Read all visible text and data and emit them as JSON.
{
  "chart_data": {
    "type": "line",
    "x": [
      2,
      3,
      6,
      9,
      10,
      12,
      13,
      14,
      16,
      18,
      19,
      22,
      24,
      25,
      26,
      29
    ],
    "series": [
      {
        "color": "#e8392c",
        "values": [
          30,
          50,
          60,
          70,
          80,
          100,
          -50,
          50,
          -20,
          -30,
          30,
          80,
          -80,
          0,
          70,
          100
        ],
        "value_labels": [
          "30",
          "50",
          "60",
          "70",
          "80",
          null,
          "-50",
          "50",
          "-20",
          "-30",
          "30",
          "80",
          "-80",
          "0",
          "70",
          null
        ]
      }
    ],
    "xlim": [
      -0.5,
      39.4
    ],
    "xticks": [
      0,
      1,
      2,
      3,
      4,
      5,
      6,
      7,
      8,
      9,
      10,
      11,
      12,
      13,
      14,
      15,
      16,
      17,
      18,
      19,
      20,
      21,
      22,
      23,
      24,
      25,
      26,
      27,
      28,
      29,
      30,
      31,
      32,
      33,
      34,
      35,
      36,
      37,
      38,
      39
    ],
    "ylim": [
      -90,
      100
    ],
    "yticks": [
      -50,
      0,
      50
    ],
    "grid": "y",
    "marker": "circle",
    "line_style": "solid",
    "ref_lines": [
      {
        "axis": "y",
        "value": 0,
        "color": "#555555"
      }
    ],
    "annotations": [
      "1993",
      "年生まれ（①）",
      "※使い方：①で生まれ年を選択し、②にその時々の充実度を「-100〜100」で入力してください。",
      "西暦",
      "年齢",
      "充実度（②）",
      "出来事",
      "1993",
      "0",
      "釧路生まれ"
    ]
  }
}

============

DIRECTIONS FOR THIS TASK: Take the lines above and print them exactly.

EXPECTED ANSWER:
Read all visible text and data and emit them as JSON.
{
  "chart_data": {
    "type": "line",
    "x": [
      2,
      3,
      6,
      9,
      10,
      12,
      13,
      14,
      16,
      18,
      19,
      22,
      24,
      25,
      26,
      29
    ],
    "series": [
      {
        "color": "#e8392c",
        "values": [
          30,
          50,
          60,
          70,
          80,
          100,
          -50,
          50,
          -20,
          -30,
          30,
          80,
          -80,
          0,
          70,
          100
        ],
        "value_labels": [
          "30",
          "50",
          "60",
          "70",
          "80",
          null,
          "-50",
          "50",
          "-20",
          "-30",
          "30",
          "80",
          "-80",
          "0",
          "70",
          null
        ]
      }
    ],
    "xlim": [
      -0.5,
      39.4
    ],
    "xticks": [
      0,
      1,
      2,
      3,
      4,
      5,
      6,
      7,
      8,
      9,
      10,
      11,
      12,
      13,
      14,
      15,
      16,
      17,
      18,
      19,
      20,
      21,
      22,
      23,
      24,
      25,
      26,
      27,
      28,
      29,
      30,
      31,
      32,
      33,
      34,
      35,
      36,
      37,
      38,
      39
    ],
    "ylim": [
      -90,
      100
    ],
    "yticks": [
      -50,
      0,
      50
    ],
    "grid": "y",
    "marker": "circle",
    "line_style": "solid",
    "ref_lines": [
      {
        "axis": "y",
        "value": 0,
        "color": "#555555"
      }
    ],
    "annotations": [
      "1993",
      "年生まれ（①）",
      "※使い方：①で生まれ年を選択し、②にその時々の充実度を「-100〜100」で入力してください。",
      "西暦",
      "年齢",
      "充実度（②）",
      "出来事",
      "1993",
      "0",
      "釧路生まれ"
    ]
  }
}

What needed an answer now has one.